WHAT YOU ARE ASKED TO DO:
Copy each line that has the string "القرآن" somewhere in it.

◇ ◇ ◇ ◇ ◇ ◇ ◇

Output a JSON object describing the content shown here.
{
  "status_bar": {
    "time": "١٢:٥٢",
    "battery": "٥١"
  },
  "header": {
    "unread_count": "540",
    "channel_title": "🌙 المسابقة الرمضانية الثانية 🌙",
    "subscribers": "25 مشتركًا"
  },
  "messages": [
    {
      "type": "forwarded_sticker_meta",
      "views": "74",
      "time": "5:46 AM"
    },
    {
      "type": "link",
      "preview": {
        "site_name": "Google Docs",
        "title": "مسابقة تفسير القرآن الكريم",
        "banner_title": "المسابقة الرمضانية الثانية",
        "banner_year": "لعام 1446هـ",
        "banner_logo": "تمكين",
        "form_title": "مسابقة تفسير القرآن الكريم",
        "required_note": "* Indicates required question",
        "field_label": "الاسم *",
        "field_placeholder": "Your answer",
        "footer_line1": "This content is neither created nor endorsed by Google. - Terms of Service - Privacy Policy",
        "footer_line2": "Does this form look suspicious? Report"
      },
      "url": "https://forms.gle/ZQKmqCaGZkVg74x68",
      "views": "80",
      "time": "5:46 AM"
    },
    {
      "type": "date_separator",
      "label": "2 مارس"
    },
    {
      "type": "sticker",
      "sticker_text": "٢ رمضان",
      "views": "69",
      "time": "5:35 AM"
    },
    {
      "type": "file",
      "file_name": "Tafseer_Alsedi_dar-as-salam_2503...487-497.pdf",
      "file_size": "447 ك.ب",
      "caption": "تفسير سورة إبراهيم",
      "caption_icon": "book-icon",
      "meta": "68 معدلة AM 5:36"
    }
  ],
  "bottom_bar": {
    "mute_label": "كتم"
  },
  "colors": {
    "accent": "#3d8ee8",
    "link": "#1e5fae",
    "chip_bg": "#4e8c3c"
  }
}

◇ ◇ ◇ ◇ ◇ ◇ ◇

THE OUTPUT:
        "title": "مسابقة تفسير القرآن الكريم",
        "form_title": "مسابقة تفسير القرآن الكريم",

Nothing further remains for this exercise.